BEGIN Source material

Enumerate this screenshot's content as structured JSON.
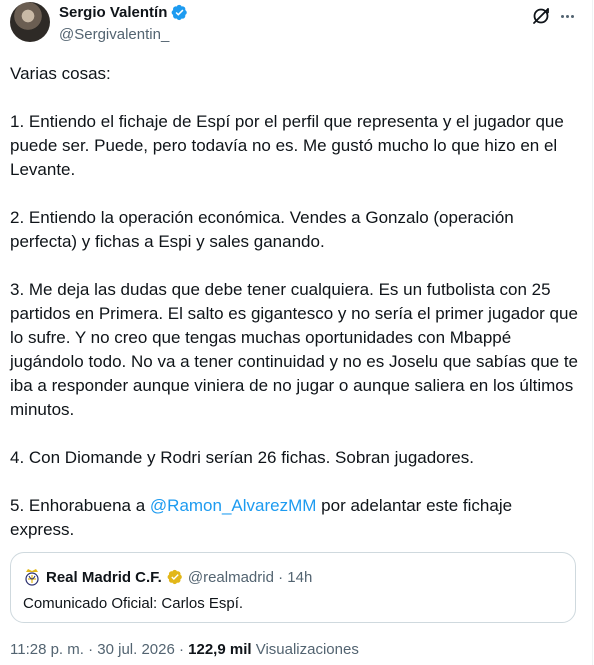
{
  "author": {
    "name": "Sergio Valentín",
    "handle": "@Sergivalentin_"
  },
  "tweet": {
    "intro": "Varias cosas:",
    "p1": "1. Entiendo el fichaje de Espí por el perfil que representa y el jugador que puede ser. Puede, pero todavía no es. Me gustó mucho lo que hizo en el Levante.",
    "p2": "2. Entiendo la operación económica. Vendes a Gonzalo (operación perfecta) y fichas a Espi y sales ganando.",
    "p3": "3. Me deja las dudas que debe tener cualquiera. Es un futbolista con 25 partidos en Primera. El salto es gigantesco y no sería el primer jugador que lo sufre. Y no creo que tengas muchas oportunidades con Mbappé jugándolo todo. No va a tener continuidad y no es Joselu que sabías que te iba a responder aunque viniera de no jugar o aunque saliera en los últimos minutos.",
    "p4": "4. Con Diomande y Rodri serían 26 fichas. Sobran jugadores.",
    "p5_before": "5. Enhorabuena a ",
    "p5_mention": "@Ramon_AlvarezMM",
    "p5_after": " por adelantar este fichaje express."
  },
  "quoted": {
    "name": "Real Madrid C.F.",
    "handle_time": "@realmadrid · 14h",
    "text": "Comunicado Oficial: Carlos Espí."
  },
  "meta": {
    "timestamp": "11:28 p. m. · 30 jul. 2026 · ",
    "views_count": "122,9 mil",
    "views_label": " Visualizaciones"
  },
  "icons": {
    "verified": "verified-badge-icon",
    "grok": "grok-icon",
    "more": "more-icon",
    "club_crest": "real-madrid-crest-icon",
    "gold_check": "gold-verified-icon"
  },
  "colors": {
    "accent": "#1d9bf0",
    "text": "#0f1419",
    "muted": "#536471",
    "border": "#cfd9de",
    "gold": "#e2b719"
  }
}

END Source material

- _Exercise task_
Reproduce every line of the listing above in which the string "text" appears.

- _The answer_
    "text": "Comunicado Oficial: Carlos Espí."
    "text": "#0f1419",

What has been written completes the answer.